§ Given instruction
Reproduce the entire write-up on simulating the mean of 40 exponentials in R, word for word.

[Start Excerpt]

1) Illustrate via simulation and associated explanatory text the properties of the distribution of the mean of 40 exponentials. You should Show the sample mean and compare it to the theoretical mean of the distribution.
Setup work environment
## Warning: package 'knitr' was built under R version 3.3.3
## Warning: package 'ggplot2' was built under R version 3.3.3
## Warning: package 'dplyr' was built under R version 3.3.3
##
## Attaching package: 'dplyr'
## The following objects are masked from 'package:stats':
##
## filter, lag
## The following objects are masked from 'package:base':
##
## intersect, setdiff, setequal, union
Make a dataframe of a 1000 rows of 40 observations (n=40) - lamda=.2 and find mean values for each row
a1<- rexp(40000,.2)
m1<- matrix(a1,1000)
d1<-tbl_df(m1)
mean1<-apply(d1,1,mean)
Look at theortical and actual: mean, standard deviation and variance. Note that the theortical mean is 1/lamda or 5. The actual mean is computed below. Note that the difference between the theortical mean and the actual mean is very small.
mean_actual<-mean(mean1)
mean_actual
## [1] 5.03249
Let’s graph the mean as a density histogram for the 1000 rows of observations
meandf<-data.frame(mean1)
g<-ggplot(meandf, aes(x=mean1))
plotmean<-g + geom_histogram(binwidth = .1,fill="yellow",color="black")+labs(x="Mean Values", y="Frequency",title="Simulated distribution of the mean for 1000 rows of 40 exponentials")
plotmean

2) Show how variable the sample is (via variance) and compare it to the theoretical variance of the distribution and 3) Show that the distribution is approximately normal. Let’s compare simulated means with a stat_fuction line using theortical mean of 5 and theortical sd of .625.
g2<-ggplot(meandf, aes(x=mean1) )
plot2<- g2 +geom_histogram(binwidth=.1,fill="yellow",color="black",aes(y=..density..))+labs(x="Mean Values", y="Density",title="Compare distribution of the theortical mean (RedLine) vrs actual mean (GreenLine)") + stat_function(fun = dnorm, args = list(mean=5,sd=.7776059),color="red",size=1) + stat_density(geom="line",color="green",size=1)
plot2

[End Excerpt]
[Start Material supplied]

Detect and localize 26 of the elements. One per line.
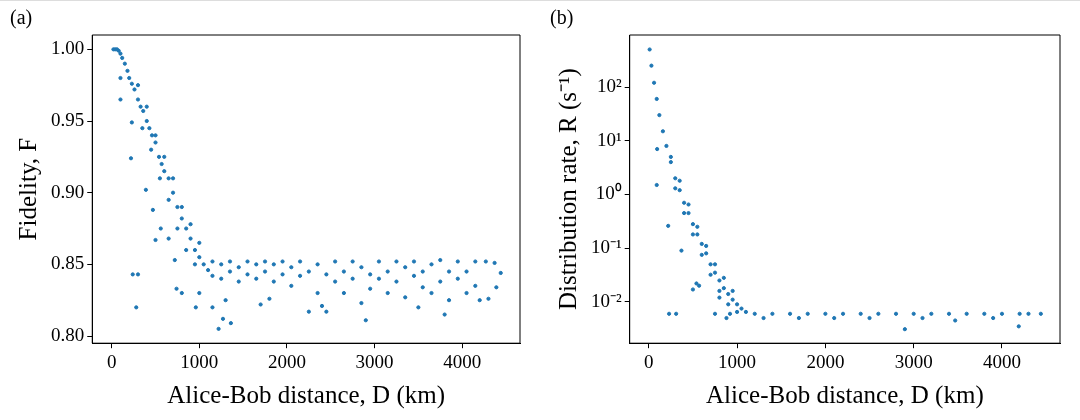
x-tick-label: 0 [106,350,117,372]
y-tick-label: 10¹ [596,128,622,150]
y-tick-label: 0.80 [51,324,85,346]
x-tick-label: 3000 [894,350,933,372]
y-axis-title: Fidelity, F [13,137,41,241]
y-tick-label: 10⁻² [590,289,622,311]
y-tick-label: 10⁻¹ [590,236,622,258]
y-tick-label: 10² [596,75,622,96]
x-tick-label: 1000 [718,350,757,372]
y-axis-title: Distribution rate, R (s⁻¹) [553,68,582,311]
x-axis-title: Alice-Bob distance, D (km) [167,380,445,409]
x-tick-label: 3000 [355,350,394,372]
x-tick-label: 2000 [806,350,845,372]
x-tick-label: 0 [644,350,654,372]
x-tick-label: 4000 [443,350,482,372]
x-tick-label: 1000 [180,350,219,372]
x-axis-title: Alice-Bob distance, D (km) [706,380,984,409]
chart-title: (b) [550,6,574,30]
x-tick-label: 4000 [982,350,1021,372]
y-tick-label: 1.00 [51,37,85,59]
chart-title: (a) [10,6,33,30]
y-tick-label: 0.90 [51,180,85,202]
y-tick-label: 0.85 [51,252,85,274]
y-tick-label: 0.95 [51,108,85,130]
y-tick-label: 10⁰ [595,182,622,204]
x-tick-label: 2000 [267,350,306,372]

[End Material supplied]

§ Result of the task
1) Illustrate via simulation and associated explanatory text the properties of the distribution of the mean of 40 exponentials. You should Show the sample mean and compare it to the theoretical mean of the distribution.
Setup work environment
## Warning: package 'knitr' was built under R version 3.3.3
## Warning: package 'ggplot2' was built under R version 3.3.3
## Warning: package 'dplyr' was built under R version 3.3.3
##
## Attaching package: 'dplyr'
## The following objects are masked from 'package:stats':
##
## filter, lag
## The following objects are masked from 'package:base':
##
## intersect, setdiff, setequal, union
Make a dataframe of a 1000 rows of 40 observations (n=40) - lamda=.2 and find mean values for each row
a1<- rexp(40000,.2)
m1<- matrix(a1,1000)
d1<-tbl_df(m1)
mean1<-apply(d1,1,mean)
Look at theortical and actual: mean, standard deviation and variance. Note that the theortical mean is 1/lamda or 5. The actual mean is computed below. Note that the difference between the theortical mean and the actual mean is very small.
mean_actual<-mean(mean1)
mean_actual
## [1] 5.03249
Let’s graph the mean as a density histogram for the 1000 rows of observations
meandf<-data.frame(mean1)
g<-ggplot(meandf, aes(x=mean1))
plotmean<-g + geom_histogram(binwidth = .1,fill="yellow",color="black")+labs(x="Mean Values", y="Frequency",title="Simulated distribution of the mean for 1000 rows of 40 exponentials")
plotmean

2) Show how variable the sample is (via variance) and compare it to the theoretical variance of the distribution and 3) Show that the distribution is approximately normal. Let’s compare simulated means with a stat_fuction line using theortical mean of 5 and theortical sd of .625.
g2<-ggplot(meandf, aes(x=mean1) )
plot2<- g2 +geom_histogram(binwidth=.1,fill="yellow",color="black",aes(y=..density..))+labs(x="Mean Values", y="Density",title="Compare distribution of the theortical mean (RedLine) vrs actual mean (GreenLine)") + stat_function(fun = dnorm, args = list(mean=5,sd=.7776059),color="red",size=1) + stat_density(geom="line",color="green",size=1)
plot2